▶ _THE EXERCISE_
Select the lines below containing the word "thumbs".

▶ _MATERIAL FOR THIS EXERCISE_
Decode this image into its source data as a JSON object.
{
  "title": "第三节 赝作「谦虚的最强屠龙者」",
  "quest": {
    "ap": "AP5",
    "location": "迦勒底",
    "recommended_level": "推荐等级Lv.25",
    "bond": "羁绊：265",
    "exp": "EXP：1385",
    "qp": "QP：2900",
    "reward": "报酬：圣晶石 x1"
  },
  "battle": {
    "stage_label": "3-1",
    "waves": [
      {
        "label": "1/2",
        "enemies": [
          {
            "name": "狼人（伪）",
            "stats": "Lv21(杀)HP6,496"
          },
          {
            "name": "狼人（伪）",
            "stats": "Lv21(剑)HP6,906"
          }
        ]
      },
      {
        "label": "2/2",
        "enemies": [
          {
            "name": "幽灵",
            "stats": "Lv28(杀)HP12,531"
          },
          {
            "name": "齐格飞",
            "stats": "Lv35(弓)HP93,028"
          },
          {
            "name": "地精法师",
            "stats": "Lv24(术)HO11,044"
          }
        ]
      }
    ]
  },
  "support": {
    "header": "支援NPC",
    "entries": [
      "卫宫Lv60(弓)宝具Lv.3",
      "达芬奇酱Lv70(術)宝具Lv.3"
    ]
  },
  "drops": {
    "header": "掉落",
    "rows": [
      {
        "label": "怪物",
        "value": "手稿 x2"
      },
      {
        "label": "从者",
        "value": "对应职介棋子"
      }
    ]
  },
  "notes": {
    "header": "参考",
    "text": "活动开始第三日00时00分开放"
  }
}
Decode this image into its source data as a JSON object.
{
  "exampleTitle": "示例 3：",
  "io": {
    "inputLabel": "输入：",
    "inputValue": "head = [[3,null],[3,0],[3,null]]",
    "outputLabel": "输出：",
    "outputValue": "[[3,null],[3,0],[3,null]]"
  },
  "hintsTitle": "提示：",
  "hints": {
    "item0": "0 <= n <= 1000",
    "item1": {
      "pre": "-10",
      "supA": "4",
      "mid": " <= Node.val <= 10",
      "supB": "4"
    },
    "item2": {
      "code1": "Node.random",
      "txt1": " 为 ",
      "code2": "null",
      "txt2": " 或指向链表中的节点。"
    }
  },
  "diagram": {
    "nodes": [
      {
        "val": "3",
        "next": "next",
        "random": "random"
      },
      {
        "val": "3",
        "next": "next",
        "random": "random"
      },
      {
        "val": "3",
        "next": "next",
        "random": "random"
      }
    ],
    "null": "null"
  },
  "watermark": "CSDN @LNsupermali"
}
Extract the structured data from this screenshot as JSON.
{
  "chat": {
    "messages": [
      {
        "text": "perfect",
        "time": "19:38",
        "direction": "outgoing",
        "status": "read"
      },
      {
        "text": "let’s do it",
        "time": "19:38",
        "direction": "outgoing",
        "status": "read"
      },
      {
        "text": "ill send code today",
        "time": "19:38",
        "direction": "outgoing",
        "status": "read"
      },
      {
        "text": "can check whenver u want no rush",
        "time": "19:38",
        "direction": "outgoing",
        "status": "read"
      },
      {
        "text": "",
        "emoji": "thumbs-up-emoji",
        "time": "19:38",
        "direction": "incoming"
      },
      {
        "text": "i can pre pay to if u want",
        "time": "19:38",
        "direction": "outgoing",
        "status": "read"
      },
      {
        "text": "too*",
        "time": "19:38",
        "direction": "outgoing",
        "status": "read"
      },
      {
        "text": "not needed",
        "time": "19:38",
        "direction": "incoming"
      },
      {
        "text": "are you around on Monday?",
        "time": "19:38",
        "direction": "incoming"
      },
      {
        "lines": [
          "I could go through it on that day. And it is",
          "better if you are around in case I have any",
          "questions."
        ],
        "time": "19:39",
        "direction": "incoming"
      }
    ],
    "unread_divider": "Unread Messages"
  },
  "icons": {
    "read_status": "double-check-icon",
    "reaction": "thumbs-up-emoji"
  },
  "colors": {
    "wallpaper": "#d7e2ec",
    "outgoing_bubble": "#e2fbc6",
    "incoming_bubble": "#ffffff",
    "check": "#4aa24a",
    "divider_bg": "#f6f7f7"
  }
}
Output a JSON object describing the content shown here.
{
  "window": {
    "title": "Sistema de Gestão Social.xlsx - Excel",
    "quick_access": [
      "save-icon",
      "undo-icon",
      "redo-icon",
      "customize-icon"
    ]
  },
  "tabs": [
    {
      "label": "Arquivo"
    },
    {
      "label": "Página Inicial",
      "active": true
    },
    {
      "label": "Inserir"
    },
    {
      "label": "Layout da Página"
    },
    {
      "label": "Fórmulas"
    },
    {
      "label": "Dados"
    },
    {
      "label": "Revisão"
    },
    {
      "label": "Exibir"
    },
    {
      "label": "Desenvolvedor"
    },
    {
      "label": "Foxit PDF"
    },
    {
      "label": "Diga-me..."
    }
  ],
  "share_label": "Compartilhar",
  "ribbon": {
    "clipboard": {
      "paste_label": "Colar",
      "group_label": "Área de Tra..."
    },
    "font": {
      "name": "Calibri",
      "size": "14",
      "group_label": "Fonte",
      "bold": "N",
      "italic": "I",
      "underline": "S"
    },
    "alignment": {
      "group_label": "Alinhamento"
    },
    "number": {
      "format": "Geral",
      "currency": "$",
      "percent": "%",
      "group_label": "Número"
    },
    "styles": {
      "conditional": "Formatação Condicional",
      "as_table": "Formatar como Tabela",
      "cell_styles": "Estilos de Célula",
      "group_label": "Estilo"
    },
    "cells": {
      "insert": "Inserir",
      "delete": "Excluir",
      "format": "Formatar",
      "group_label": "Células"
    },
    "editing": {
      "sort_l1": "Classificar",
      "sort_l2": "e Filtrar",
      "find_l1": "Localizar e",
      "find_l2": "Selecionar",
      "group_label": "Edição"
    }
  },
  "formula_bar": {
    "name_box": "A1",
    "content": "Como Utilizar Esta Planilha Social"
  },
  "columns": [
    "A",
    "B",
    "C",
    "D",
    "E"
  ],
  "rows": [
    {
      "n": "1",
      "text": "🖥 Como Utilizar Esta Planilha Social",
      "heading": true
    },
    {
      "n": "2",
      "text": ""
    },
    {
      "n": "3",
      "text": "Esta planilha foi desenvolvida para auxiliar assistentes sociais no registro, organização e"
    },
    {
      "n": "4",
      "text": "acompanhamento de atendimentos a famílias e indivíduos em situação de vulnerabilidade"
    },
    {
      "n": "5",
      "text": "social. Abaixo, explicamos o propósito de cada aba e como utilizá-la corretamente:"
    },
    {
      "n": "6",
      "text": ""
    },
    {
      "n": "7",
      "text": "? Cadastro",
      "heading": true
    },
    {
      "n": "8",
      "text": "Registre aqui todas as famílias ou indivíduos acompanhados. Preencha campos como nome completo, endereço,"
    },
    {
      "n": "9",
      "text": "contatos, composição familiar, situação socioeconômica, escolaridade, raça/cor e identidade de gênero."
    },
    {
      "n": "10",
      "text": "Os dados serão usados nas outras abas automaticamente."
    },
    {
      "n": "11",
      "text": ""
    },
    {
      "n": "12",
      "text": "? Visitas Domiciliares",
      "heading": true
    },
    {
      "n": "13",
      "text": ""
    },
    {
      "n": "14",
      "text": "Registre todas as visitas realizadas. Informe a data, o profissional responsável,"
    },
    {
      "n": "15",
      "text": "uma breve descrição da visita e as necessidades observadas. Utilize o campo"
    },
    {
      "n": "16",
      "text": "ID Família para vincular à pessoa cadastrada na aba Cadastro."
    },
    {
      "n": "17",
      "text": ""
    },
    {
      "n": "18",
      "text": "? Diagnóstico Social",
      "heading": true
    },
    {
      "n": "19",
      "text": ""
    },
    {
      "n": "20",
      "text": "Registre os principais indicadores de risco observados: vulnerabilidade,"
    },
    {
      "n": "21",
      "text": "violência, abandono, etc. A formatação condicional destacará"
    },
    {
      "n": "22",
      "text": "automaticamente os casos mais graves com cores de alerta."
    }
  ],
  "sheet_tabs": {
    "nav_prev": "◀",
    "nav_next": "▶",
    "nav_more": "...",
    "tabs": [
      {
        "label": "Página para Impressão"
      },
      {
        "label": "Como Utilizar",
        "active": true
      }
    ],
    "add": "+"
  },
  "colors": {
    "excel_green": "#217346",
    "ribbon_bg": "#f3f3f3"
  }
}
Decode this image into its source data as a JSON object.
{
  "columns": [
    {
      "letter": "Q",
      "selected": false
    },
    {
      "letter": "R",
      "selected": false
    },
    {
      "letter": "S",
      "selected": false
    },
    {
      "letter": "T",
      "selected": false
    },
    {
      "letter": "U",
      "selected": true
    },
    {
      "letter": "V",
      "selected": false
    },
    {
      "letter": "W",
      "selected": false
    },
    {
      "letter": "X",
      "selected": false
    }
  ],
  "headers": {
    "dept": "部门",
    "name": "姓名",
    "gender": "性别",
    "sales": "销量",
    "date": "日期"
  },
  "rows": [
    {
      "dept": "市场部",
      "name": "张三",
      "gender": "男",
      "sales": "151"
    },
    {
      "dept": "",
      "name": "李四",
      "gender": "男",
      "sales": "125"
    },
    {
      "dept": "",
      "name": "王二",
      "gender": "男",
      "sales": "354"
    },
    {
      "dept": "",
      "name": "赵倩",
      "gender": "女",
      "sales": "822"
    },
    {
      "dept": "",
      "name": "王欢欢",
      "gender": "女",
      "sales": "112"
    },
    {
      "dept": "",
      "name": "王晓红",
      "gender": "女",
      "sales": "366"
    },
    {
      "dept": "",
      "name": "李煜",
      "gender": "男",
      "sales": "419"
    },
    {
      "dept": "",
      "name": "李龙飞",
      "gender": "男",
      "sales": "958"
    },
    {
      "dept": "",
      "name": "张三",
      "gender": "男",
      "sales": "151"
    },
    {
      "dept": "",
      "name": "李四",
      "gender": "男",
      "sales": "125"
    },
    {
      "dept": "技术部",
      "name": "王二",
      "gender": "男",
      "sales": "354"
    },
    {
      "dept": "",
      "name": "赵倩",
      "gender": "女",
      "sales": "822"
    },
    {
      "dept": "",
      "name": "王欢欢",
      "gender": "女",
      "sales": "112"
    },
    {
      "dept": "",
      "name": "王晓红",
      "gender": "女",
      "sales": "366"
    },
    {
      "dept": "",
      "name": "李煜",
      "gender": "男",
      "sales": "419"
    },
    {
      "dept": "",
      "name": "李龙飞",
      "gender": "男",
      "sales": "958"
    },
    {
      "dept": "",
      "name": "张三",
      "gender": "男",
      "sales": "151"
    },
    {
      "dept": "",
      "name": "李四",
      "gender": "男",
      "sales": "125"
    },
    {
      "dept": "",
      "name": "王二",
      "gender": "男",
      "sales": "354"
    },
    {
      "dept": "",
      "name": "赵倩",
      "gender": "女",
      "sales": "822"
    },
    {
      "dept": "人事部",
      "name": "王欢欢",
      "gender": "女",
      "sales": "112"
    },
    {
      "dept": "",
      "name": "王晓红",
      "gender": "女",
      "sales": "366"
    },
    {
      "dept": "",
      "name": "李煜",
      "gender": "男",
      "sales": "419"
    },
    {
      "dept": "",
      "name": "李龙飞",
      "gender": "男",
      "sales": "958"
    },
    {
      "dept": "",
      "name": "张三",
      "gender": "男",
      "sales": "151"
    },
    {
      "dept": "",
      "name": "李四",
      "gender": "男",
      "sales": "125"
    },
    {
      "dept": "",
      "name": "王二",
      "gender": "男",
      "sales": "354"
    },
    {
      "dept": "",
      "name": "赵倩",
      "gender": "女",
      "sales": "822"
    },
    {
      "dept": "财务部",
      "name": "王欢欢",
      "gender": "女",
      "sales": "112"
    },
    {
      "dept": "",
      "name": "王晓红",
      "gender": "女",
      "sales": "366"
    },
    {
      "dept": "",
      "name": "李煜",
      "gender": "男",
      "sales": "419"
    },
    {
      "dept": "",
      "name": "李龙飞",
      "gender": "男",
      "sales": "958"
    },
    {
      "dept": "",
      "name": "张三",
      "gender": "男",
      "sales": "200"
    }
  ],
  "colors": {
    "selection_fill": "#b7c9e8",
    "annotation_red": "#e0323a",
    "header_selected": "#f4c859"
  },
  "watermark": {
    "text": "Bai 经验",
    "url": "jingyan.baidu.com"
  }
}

▶ _EXPECTED OUTPUT_
        "emoji": "thumbs-up-emoji",
    "reaction": "thumbs-up-emoji"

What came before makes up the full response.